## Requirement
Rewrite the lines from the one containing "- legend-marker: [552, 711, 568, 725]" through the one containing "- legend-label: -0.30", inclusive, putting "lake-marker" wherever "lake-point" appears and leaving everything else as it is.

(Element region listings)
********

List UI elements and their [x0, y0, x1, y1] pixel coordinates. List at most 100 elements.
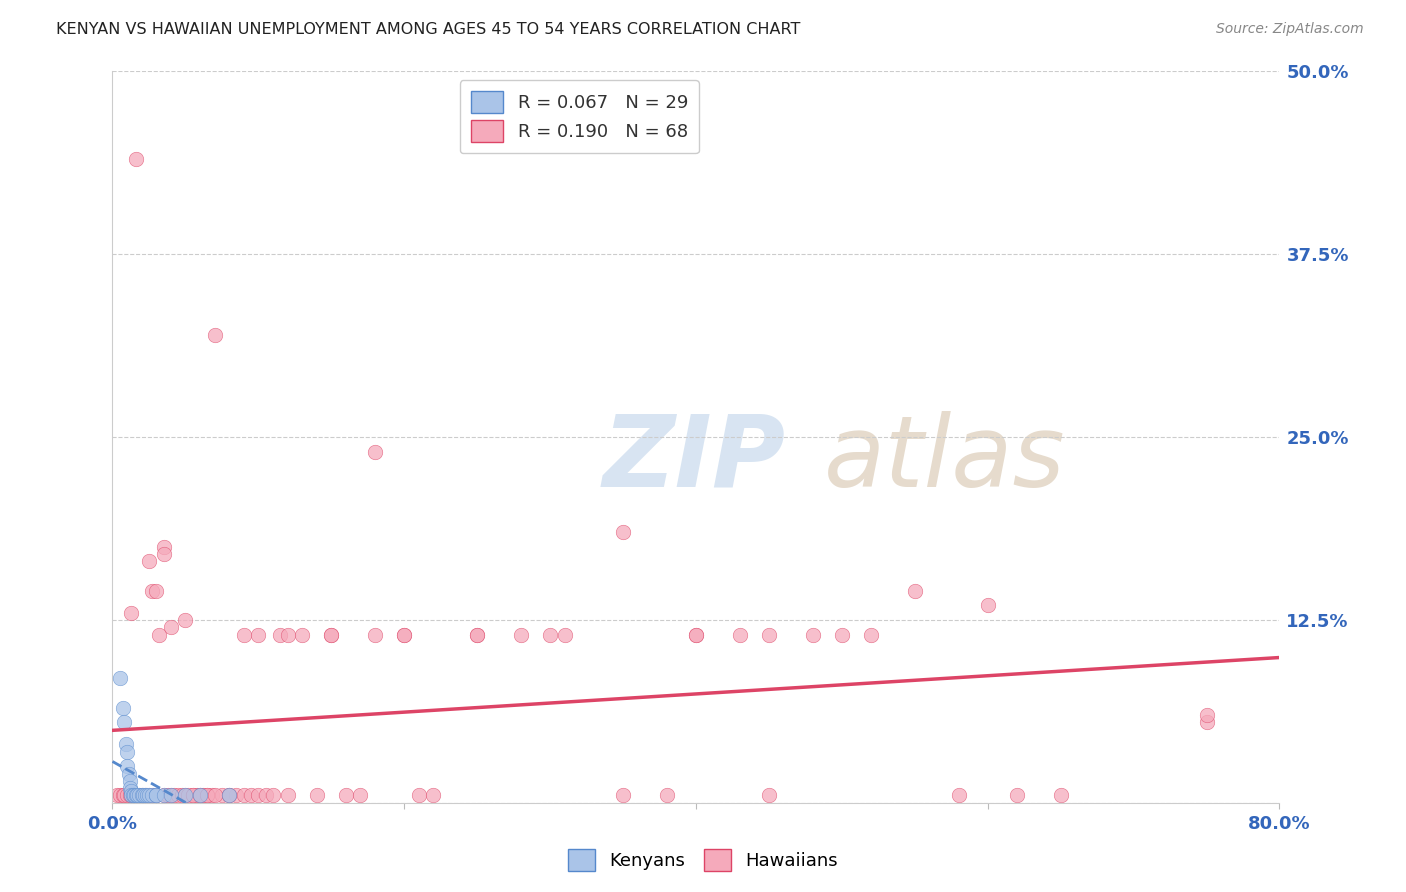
- Point: [1049, 789, 1071, 803]
- Point: [127, 789, 149, 803]
- Point: [131, 789, 153, 803]
- Point: [349, 789, 371, 803]
- Point: [758, 789, 780, 803]
- Point: [392, 627, 416, 641]
- Point: [831, 627, 853, 641]
- Point: [554, 627, 576, 641]
- Point: [392, 627, 416, 641]
- Point: [1195, 715, 1218, 730]
- Point: [128, 789, 150, 803]
- Point: [115, 789, 138, 803]
- Point: [152, 789, 174, 803]
- Point: [131, 789, 153, 803]
- Point: [655, 789, 678, 803]
- Point: [758, 627, 780, 641]
- Point: [240, 789, 263, 803]
- Point: [120, 789, 142, 803]
- Point: [122, 789, 145, 803]
- Point: [118, 781, 141, 796]
- Point: [138, 554, 160, 568]
- Point: [160, 789, 183, 803]
- Point: [976, 599, 998, 613]
- Point: [152, 789, 174, 803]
- Point: [364, 627, 387, 641]
- Point: [195, 789, 218, 803]
- Point: [211, 789, 233, 803]
- Point: [152, 547, 174, 561]
- Point: [128, 789, 150, 803]
- Point: [136, 789, 159, 803]
- Point: [465, 627, 488, 641]
- Point: [225, 789, 247, 803]
- Point: [160, 789, 183, 803]
- Point: [167, 789, 190, 803]
- Point: [204, 327, 226, 342]
- Point: [115, 759, 138, 773]
- Point: [232, 627, 254, 641]
- Point: [612, 789, 634, 803]
- Point: [127, 789, 149, 803]
- Point: [145, 789, 167, 803]
- Point: [904, 583, 927, 598]
- Point: [122, 789, 145, 803]
- Point: [145, 789, 167, 803]
- Point: [262, 789, 284, 803]
- Point: [276, 789, 298, 803]
- Point: [111, 700, 134, 714]
- Point: [125, 152, 148, 166]
- Point: [195, 789, 218, 803]
- Point: [125, 789, 148, 803]
- Point: [141, 789, 163, 803]
- Text: KENYAN VS HAWAIIAN UNEMPLOYMENT AMONG AGES 45 TO 54 YEARS CORRELATION CHART: KENYAN VS HAWAIIAN UNEMPLOYMENT AMONG AG…: [56, 22, 800, 37]
- Text: atlas: atlas: [824, 410, 1066, 508]
- Point: [612, 525, 634, 540]
- Legend: Kenyans, Hawaiians: Kenyans, Hawaiians: [561, 842, 845, 879]
- Point: [685, 627, 707, 641]
- Point: [188, 789, 211, 803]
- Point: [232, 789, 254, 803]
- Point: [156, 789, 179, 803]
- Point: [948, 789, 970, 803]
- Point: [108, 672, 131, 686]
- Point: [117, 766, 139, 780]
- Point: [115, 745, 138, 759]
- Legend: R = 0.067   N = 29, R = 0.190   N = 68: R = 0.067 N = 29, R = 0.190 N = 68: [460, 80, 699, 153]
- Point: [321, 627, 343, 641]
- Point: [188, 789, 211, 803]
- Point: [204, 789, 226, 803]
- Point: [247, 627, 270, 641]
- Point: [148, 627, 170, 641]
- Point: [118, 773, 141, 788]
- Point: [181, 789, 204, 803]
- Point: [112, 715, 135, 730]
- Point: [134, 789, 156, 803]
- Point: [141, 583, 163, 598]
- Point: [291, 627, 314, 641]
- Point: [120, 784, 142, 798]
- Point: [188, 789, 211, 803]
- Point: [120, 606, 142, 620]
- Point: [124, 789, 146, 803]
- Point: [108, 789, 131, 803]
- Point: [859, 627, 883, 641]
- Point: [1005, 789, 1028, 803]
- Point: [465, 627, 488, 641]
- Point: [422, 789, 444, 803]
- Point: [142, 789, 165, 803]
- Point: [174, 789, 197, 803]
- Point: [118, 789, 141, 803]
- Point: [145, 583, 167, 598]
- Point: [152, 540, 174, 554]
- Point: [163, 789, 186, 803]
- Point: [364, 444, 387, 458]
- Text: Source: ZipAtlas.com: Source: ZipAtlas.com: [1216, 22, 1364, 37]
- Point: [1195, 708, 1218, 723]
- Point: [111, 789, 134, 803]
- Point: [135, 789, 157, 803]
- Point: [114, 737, 136, 751]
- Point: [728, 627, 751, 641]
- Point: [218, 789, 240, 803]
- Point: [174, 613, 197, 627]
- Point: [186, 789, 208, 803]
- Text: ZIP: ZIP: [603, 410, 786, 508]
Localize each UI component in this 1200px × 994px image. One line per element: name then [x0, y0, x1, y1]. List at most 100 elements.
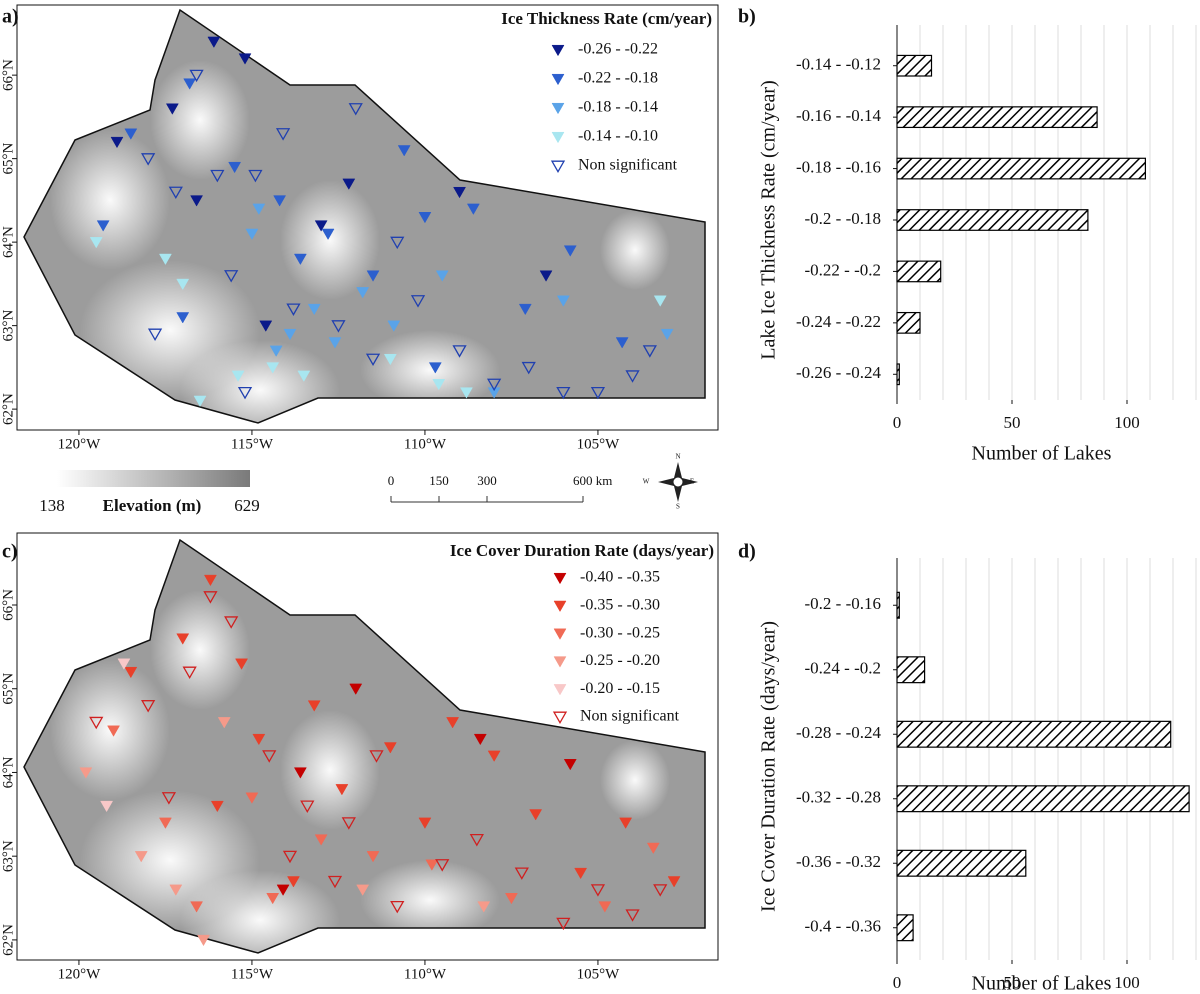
- legend-marker: [552, 711, 568, 725]
- compass-label: N: [675, 453, 680, 461]
- lake-point: [190, 901, 204, 913]
- lake-point: [141, 700, 156, 713]
- compass: [658, 462, 698, 502]
- lake-point: [646, 842, 660, 855]
- y-tick-label: -0.16 - -0.14: [796, 106, 881, 125]
- legend-marker: [551, 102, 565, 115]
- lake-point: [466, 203, 480, 215]
- legend-marker: [553, 572, 567, 585]
- lake-point: [238, 53, 252, 65]
- lake-point: [307, 303, 321, 316]
- lake-point: [107, 725, 120, 737]
- x-tick-label: 0: [893, 413, 902, 432]
- x-axis-label: Number of Lakes: [972, 973, 1112, 994]
- map-frame-a: [16, 4, 719, 431]
- legend-label: -0.30 - -0.25: [580, 624, 660, 641]
- lake-point: [168, 186, 183, 200]
- lake-point: [653, 295, 667, 307]
- lake-point: [574, 867, 588, 880]
- legend-label: -0.22 - -0.18: [578, 70, 658, 87]
- bar: [896, 209, 1089, 231]
- legend-marker: [553, 656, 567, 668]
- lake-point: [314, 220, 328, 232]
- y-tick-label: 66°N: [0, 59, 16, 91]
- lake-point: [273, 195, 287, 207]
- bar: [896, 849, 1027, 877]
- colorbar-max-label: 629: [234, 496, 260, 515]
- x-tick-label: 0: [893, 973, 902, 992]
- legend-label: Non significant: [578, 157, 678, 174]
- lake-point: [432, 379, 446, 391]
- lake-point: [642, 345, 657, 358]
- lake-point: [169, 884, 183, 896]
- lake-point: [521, 361, 536, 375]
- x-tick-label: 50: [1004, 973, 1021, 992]
- x-axis-label: Number of Lakes: [972, 443, 1112, 465]
- lake-point: [307, 700, 321, 712]
- lake-point: [217, 717, 231, 729]
- y-tick-label: 64°N: [0, 756, 16, 788]
- lake-point: [667, 876, 681, 888]
- lake-point: [435, 270, 449, 282]
- lake-point: [176, 278, 190, 291]
- lake-point: [197, 934, 210, 947]
- lake-points: [79, 574, 681, 947]
- lake-point: [193, 395, 207, 407]
- lake-point: [428, 362, 442, 374]
- y-tick-label: 65°N: [0, 143, 16, 175]
- panel-label: c): [2, 541, 18, 563]
- y-tick-label: 63°N: [0, 840, 16, 872]
- legend-label: Non significant: [580, 708, 680, 725]
- bar: [896, 106, 1098, 129]
- lake-point: [282, 850, 298, 864]
- lake-point: [248, 169, 263, 183]
- lake-point: [590, 884, 606, 897]
- colorbar-min-label: 138: [39, 496, 65, 515]
- lake-point: [224, 616, 239, 629]
- lake-point: [366, 270, 380, 282]
- lake-point: [147, 328, 163, 341]
- scalebar-label: 150: [429, 473, 449, 488]
- bar: [896, 914, 914, 942]
- panel-label: b): [738, 6, 756, 28]
- x-tick-label: 115°W: [231, 436, 274, 452]
- y-tick-label: -0.26 - -0.24: [796, 363, 881, 382]
- bar: [896, 720, 1172, 748]
- lake-point: [331, 320, 346, 333]
- legend-title: Ice Thickness Rate (cm/year): [501, 9, 712, 28]
- lake-point: [141, 153, 156, 166]
- x-tick-label: 110°W: [404, 966, 447, 982]
- bar: [896, 785, 1190, 813]
- lake-point: [383, 742, 397, 754]
- compass-label: E: [690, 478, 694, 486]
- y-tick-label: -0.24 - -0.22: [796, 312, 881, 331]
- lake-point: [514, 867, 529, 880]
- lake-point: [189, 69, 204, 83]
- legend-marker: [551, 44, 565, 57]
- lake-point: [397, 145, 411, 157]
- lake-point: [327, 875, 343, 889]
- lake-point: [210, 800, 224, 813]
- lake-point: [590, 386, 606, 400]
- lake-point: [469, 833, 484, 847]
- scalebar-label: 0: [388, 473, 395, 488]
- lake-point: [231, 370, 245, 382]
- lake-point: [183, 78, 197, 90]
- lake-point: [477, 901, 491, 913]
- bar: [896, 656, 926, 684]
- legend-label: -0.20 - -0.15: [580, 680, 660, 697]
- x-tick-label: 105°W: [577, 966, 620, 982]
- lake-point: [252, 203, 266, 215]
- bar: [896, 363, 900, 386]
- lake-point: [487, 750, 501, 762]
- y-tick-label: -0.32 - -0.28: [796, 788, 881, 807]
- elevation-colorbar: [57, 470, 250, 487]
- lake-point: [387, 320, 401, 332]
- lake-point: [124, 666, 138, 679]
- lake-point: [286, 303, 301, 316]
- lake-point: [369, 750, 384, 763]
- lake-point: [165, 103, 179, 115]
- legend-marker: [553, 600, 567, 613]
- lake-point: [79, 767, 93, 779]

********

## Answer to this task
- legend-marker: [552, 711, 568, 725]
- compass-label: N: [675, 453, 680, 461]
- lake-marker: [190, 901, 204, 913]
- lake-marker: [141, 700, 156, 713]
- compass: [658, 462, 698, 502]
- lake-marker: [646, 842, 660, 855]
- y-tick-label: -0.16 - -0.14: [796, 106, 881, 125]
- legend-marker: [551, 102, 565, 115]
- lake-marker: [466, 203, 480, 215]
- legend-marker: [553, 572, 567, 585]
- lake-marker: [238, 53, 252, 65]
- lake-marker: [307, 303, 321, 316]
- lake-marker: [107, 725, 120, 737]
- x-tick-label: 0: [893, 413, 902, 432]
- x-axis-label: Number of Lakes: [972, 973, 1112, 994]
- map-frame-a: [16, 4, 719, 431]
- legend-label: -0.30 - -0.25: [580, 624, 660, 641]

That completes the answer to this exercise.